» **What is expected**
Write only the number of lines in the records beneath that hold "color".

Data records
○ ○ ○

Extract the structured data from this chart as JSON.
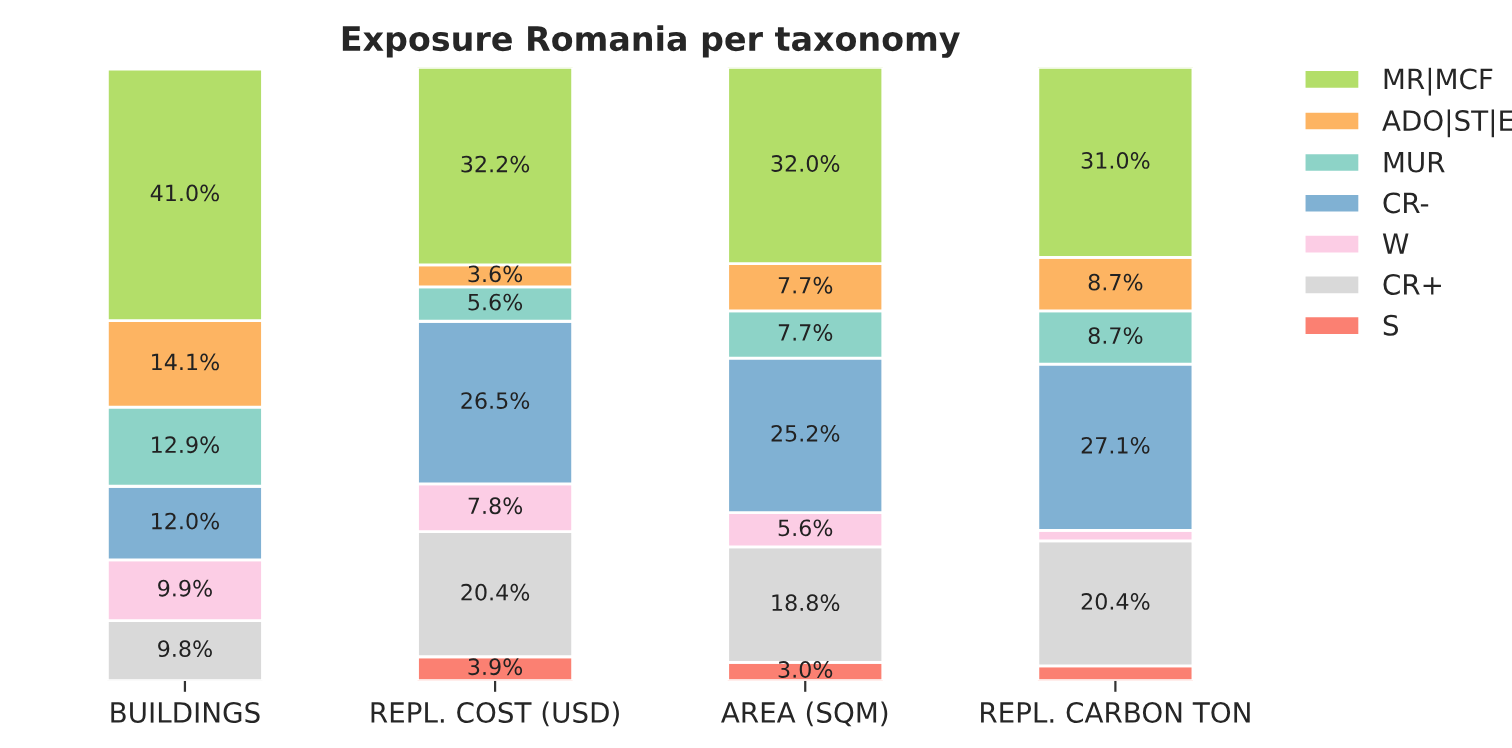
{
  "chart_data": {
    "type": "bar",
    "title": "Exposure Romania per taxonomy",
    "stacked": true,
    "legend": "top right",
    "categories": [
      "BUILDINGS",
      "REPL. COST (USD)",
      "AREA (SQM)",
      "REPL. CARBON TON"
    ],
    "series": [
      {
        "name": "S",
        "color": "#fb8072",
        "values": [
          0,
          3.9,
          3.0,
          2.4
        ],
        "value_labels": [
          null,
          "3.9%",
          "3.0%",
          null
        ]
      },
      {
        "name": "CR+",
        "color": "#d9d9d9",
        "values": [
          9.8,
          20.4,
          18.8,
          20.4
        ],
        "value_labels": [
          "9.8%",
          "20.4%",
          "18.8%",
          "20.4%"
        ]
      },
      {
        "name": "W",
        "color": "#fccde5",
        "values": [
          9.9,
          7.8,
          5.6,
          1.7
        ],
        "value_labels": [
          "9.9%",
          "7.8%",
          "5.6%",
          null
        ]
      },
      {
        "name": "CR-",
        "color": "#80b1d3",
        "values": [
          12.0,
          26.5,
          25.2,
          27.1
        ],
        "value_labels": [
          "12.0%",
          "26.5%",
          "25.2%",
          "27.1%"
        ]
      },
      {
        "name": "MUR",
        "color": "#8dd3c7",
        "values": [
          12.9,
          5.6,
          7.7,
          8.7
        ],
        "value_labels": [
          "12.9%",
          "5.6%",
          "7.7%",
          "8.7%"
        ]
      },
      {
        "name": "ADO|ST|E",
        "color": "#fdb462",
        "values": [
          14.1,
          3.6,
          7.7,
          8.7
        ],
        "value_labels": [
          "14.1%",
          "3.6%",
          "7.7%",
          "8.7%"
        ]
      },
      {
        "name": "MR|MCF",
        "color": "#b3de69",
        "values": [
          41.0,
          32.2,
          32.0,
          31.0
        ],
        "value_labels": [
          "41.0%",
          "32.2%",
          "32.0%",
          "31.0%"
        ]
      }
    ]
  }
}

○ ○ ○

» **Solved exercise**
7